*** RECORDS PROVIDED ***
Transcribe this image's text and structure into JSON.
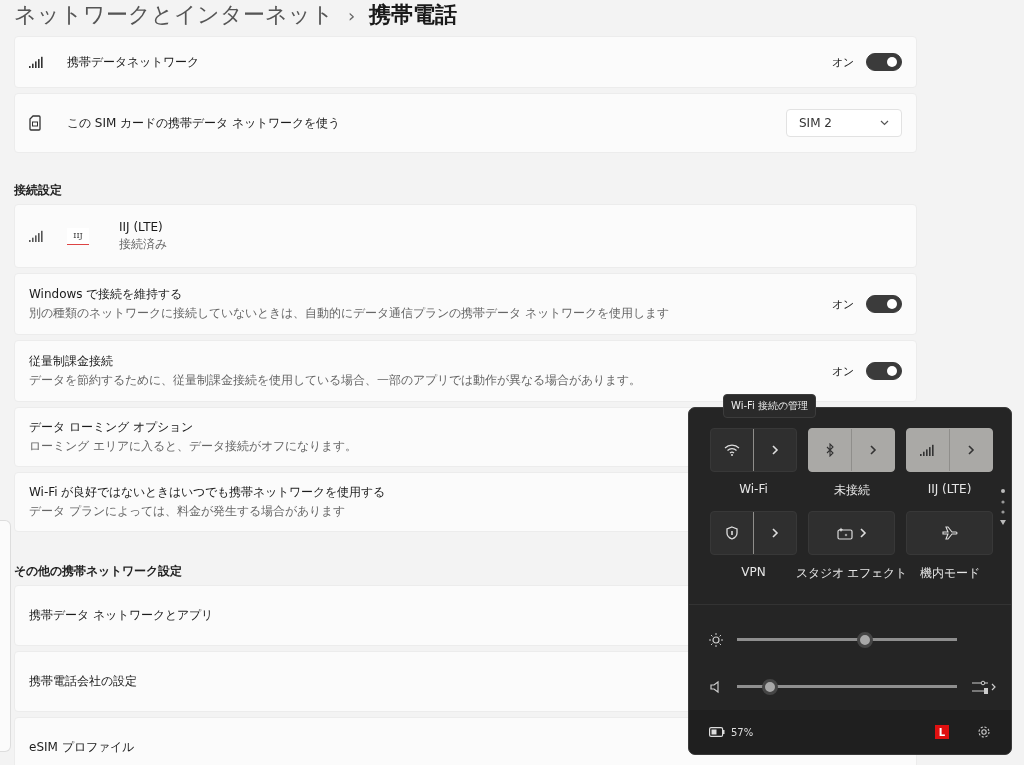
{
  "breadcrumb": {
    "parent": "ネットワークとインターネット",
    "separator": "›",
    "current": "携帯電話"
  },
  "top_rows": [
    {
      "kind": "toggle",
      "label": "携帯データネットワーク",
      "state_text": "オン",
      "on": true
    },
    {
      "kind": "select",
      "label": "この SIM カードの携帯データ ネットワークを使う",
      "value": "SIM 2"
    }
  ],
  "sections": [
    {
      "title": "接続設定",
      "rows": [
        {
          "kind": "carrier",
          "logo_text": "IIJ",
          "label": "IIJ (LTE)",
          "description": "接続済み"
        },
        {
          "kind": "toggle",
          "label": "Windows で接続を維持する",
          "description": "別の種類のネットワークに接続していないときは、自動的にデータ通信プランの携帯データ ネットワークを使用します",
          "state_text": "オン",
          "on": true
        },
        {
          "kind": "toggle",
          "label": "従量制課金接続",
          "description": "データを節約するために、従量制課金接続を使用している場合、一部のアプリでは動作が異なる場合があります。",
          "state_text": "オン",
          "on": true
        },
        {
          "kind": "plain",
          "label": "データ ローミング オプション",
          "description": "ローミング エリアに入ると、データ接続がオフになります。"
        },
        {
          "kind": "plain",
          "label": "Wi-Fi が良好ではないときはいつでも携帯ネットワークを使用する",
          "description": "データ プランによっては、料金が発生する場合があります"
        }
      ]
    },
    {
      "title": "その他の携帯ネットワーク設定",
      "rows": [
        {
          "kind": "plain",
          "label": "携帯データ ネットワークとアプリ"
        },
        {
          "kind": "plain",
          "label": "携帯電話会社の設定"
        },
        {
          "kind": "plain",
          "label": "eSIM プロファイル"
        }
      ]
    }
  ],
  "quick_settings": {
    "tooltip": "Wi-Fi 接続の管理",
    "tiles": [
      {
        "label": "Wi-Fi",
        "on": false
      },
      {
        "label": "未接続",
        "on": true
      },
      {
        "label": "IIJ (LTE)",
        "on": true
      },
      {
        "label": "VPN",
        "on": false
      },
      {
        "label": "スタジオ エフェクト",
        "on": false
      },
      {
        "label": "機内モード",
        "on": false
      }
    ],
    "sliders": [
      {
        "kind": "brightness",
        "level": 0.58
      },
      {
        "kind": "volume",
        "level": 0.15
      }
    ],
    "battery": "57%",
    "badge": "L"
  }
}
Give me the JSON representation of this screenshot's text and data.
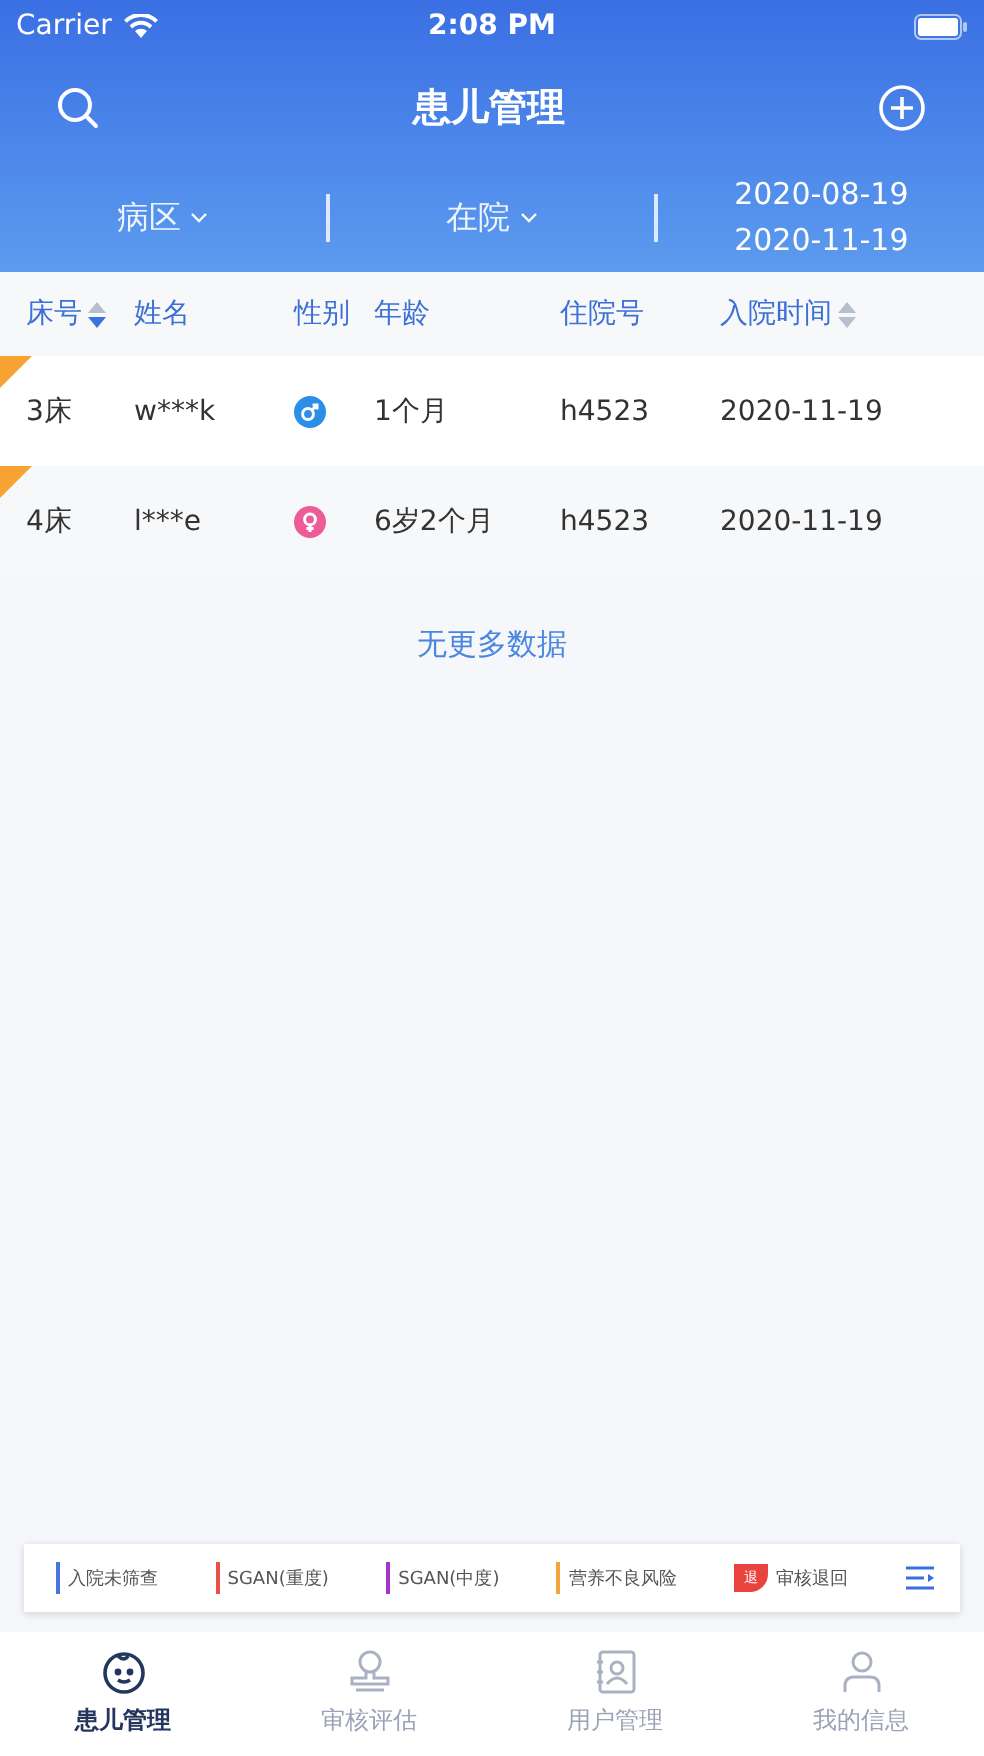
{
  "status_bar": {
    "carrier": "Carrier",
    "time": "2:08 PM"
  },
  "nav": {
    "title": "患儿管理"
  },
  "filters": [
    {
      "kind": "dropdown",
      "label": "病区"
    },
    {
      "kind": "dropdown",
      "label": "在院"
    },
    {
      "kind": "dates",
      "lines": [
        "2020-08-19",
        "2020-11-19"
      ]
    }
  ],
  "table": {
    "columns": [
      {
        "label": "床号",
        "kind": "sorted"
      },
      {
        "label": "姓名",
        "kind": "plain"
      },
      {
        "label": "性别",
        "kind": "plain"
      },
      {
        "label": "年龄",
        "kind": "plain"
      },
      {
        "label": "住院号",
        "kind": "plain"
      },
      {
        "label": "入院时间",
        "kind": "sortable"
      }
    ],
    "rows": [
      {
        "bed": "3床",
        "name": "w***k",
        "kind": "male",
        "age": "1个月",
        "admission_no": "h4523",
        "date": "2020-11-19",
        "color": "#f7a233"
      },
      {
        "bed": "4床",
        "name": "l***e",
        "kind": "female",
        "age": "6岁2个月",
        "admission_no": "h4523",
        "date": "2020-11-19",
        "color": "#f7a233"
      }
    ]
  },
  "footer_note": "无更多数据",
  "legend": [
    {
      "kind": "bar",
      "label": "入院未筛查",
      "color": "#4a74e0"
    },
    {
      "kind": "bar",
      "label": "SGAN(重度)",
      "color": "#e8514c"
    },
    {
      "kind": "bar",
      "label": "SGAN(中度)",
      "color": "#a634c9"
    },
    {
      "kind": "bar",
      "label": "营养不良风险",
      "color": "#f2a53a"
    },
    {
      "kind": "badge",
      "badge": "退",
      "label": "审核退回",
      "color": "#e8433f"
    }
  ],
  "tabbar": [
    {
      "label": "患儿管理",
      "selected": true
    },
    {
      "label": "审核评估",
      "selected": false
    },
    {
      "label": "用户管理",
      "selected": false
    },
    {
      "label": "我的信息",
      "selected": false
    }
  ]
}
***
*WRITTEN EXERCISE*
Write out each line of the data exactly; the images should be left out.

*SOLUTION TO THIS TASK*
Transcribe this image's text and structure into JSON.
{
  "breadcrumb": {
    "parent": "ネットワークとインターネット",
    "separator": "›",
    "current": "携帯電話"
  },
  "top_rows": [
    {
      "kind": "toggle",
      "label": "携帯データネットワーク",
      "state_text": "オン",
      "on": true
    },
    {
      "kind": "select",
      "label": "この SIM カードの携帯データ ネットワークを使う",
      "value": "SIM 2"
    }
  ],
  "sections": [
    {
      "title": "接続設定",
      "rows": [
        {
          "kind": "carrier",
          "logo_text": "IIJ",
          "label": "IIJ (LTE)",
          "description": "接続済み"
        },
        {
          "kind": "toggle",
          "label": "Windows で接続を維持する",
          "description": "別の種類のネットワークに接続していないときは、自動的にデータ通信プランの携帯データ ネットワークを使用します",
          "state_text": "オン",
          "on": true
        },
        {
          "kind": "toggle",
          "label": "従量制課金接続",
          "description": "データを節約するために、従量制課金接続を使用している場合、一部のアプリでは動作が異なる場合があります。",
          "state_text": "オン",
          "on": true
        },
        {
          "kind": "plain",
          "label": "データ ローミング オプション",
          "description": "ローミング エリアに入ると、データ接続がオフになります。"
        },
        {
          "kind": "plain",
          "label": "Wi-Fi が良好ではないときはいつでも携帯ネットワークを使用する",
          "description": "データ プランによっては、料金が発生する場合があります"
        }
      ]
    },
    {
      "title": "その他の携帯ネットワーク設定",
      "rows": [
        {
          "kind": "plain",
          "label": "携帯データ ネットワークとアプリ"
        },
        {
          "kind": "plain",
          "label": "携帯電話会社の設定"
        },
        {
          "kind": "plain",
          "label": "eSIM プロファイル"
        }
      ]
    }
  ],
  "quick_settings": {
    "tooltip": "Wi-Fi 接続の管理",
    "tiles": [
      {
        "label": "Wi-Fi",
        "on": false
      },
      {
        "label": "未接続",
        "on": true
      },
      {
        "label": "IIJ (LTE)",
        "on": true
      },
      {
        "label": "VPN",
        "on": false
      },
      {
        "label": "スタジオ エフェクト",
        "on": false
      },
      {
        "label": "機内モード",
        "on": false
      }
    ],
    "sliders": [
      {
        "kind": "brightness",
        "level": 0.58
      },
      {
        "kind": "volume",
        "level": 0.15
      }
    ],
    "battery": "57%",
    "badge": "L"
  }
}
Give me the JSON representation of this screenshot's text and data.
{
  "status_bar": {
    "carrier": "Carrier",
    "time": "2:08 PM"
  },
  "nav": {
    "title": "患儿管理"
  },
  "filters": [
    {
      "kind": "dropdown",
      "label": "病区"
    },
    {
      "kind": "dropdown",
      "label": "在院"
    },
    {
      "kind": "dates",
      "lines": [
        "2020-08-19",
        "2020-11-19"
      ]
    }
  ],
  "table": {
    "columns": [
      {
        "label": "床号",
        "kind": "sorted"
      },
      {
        "label": "姓名",
        "kind": "plain"
      },
      {
        "label": "性别",
        "kind": "plain"
      },
      {
        "label": "年龄",
        "kind": "plain"
      },
      {
        "label": "住院号",
        "kind": "plain"
      },
      {
        "label": "入院时间",
        "kind": "sortable"
      }
    ],
    "rows": [
      {
        "bed": "3床",
        "name": "w***k",
        "kind": "male",
        "age": "1个月",
        "admission_no": "h4523",
        "date": "2020-11-19",
        "color": "#f7a233"
      },
      {
        "bed": "4床",
        "name": "l***e",
        "kind": "female",
        "age": "6岁2个月",
        "admission_no": "h4523",
        "date": "2020-11-19",
        "color": "#f7a233"
      }
    ]
  },
  "footer_note": "无更多数据",
  "legend": [
    {
      "kind": "bar",
      "label": "入院未筛查",
      "color": "#4a74e0"
    },
    {
      "kind": "bar",
      "label": "SGAN(重度)",
      "color": "#e8514c"
    },
    {
      "kind": "bar",
      "label": "SGAN(中度)",
      "color": "#a634c9"
    },
    {
      "kind": "bar",
      "label": "营养不良风险",
      "color": "#f2a53a"
    },
    {
      "kind": "badge",
      "badge": "退",
      "label": "审核退回",
      "color": "#e8433f"
    }
  ],
  "tabbar": [
    {
      "label": "患儿管理",
      "selected": true
    },
    {
      "label": "审核评估",
      "selected": false
    },
    {
      "label": "用户管理",
      "selected": false
    },
    {
      "label": "我的信息",
      "selected": false
    }
  ]
}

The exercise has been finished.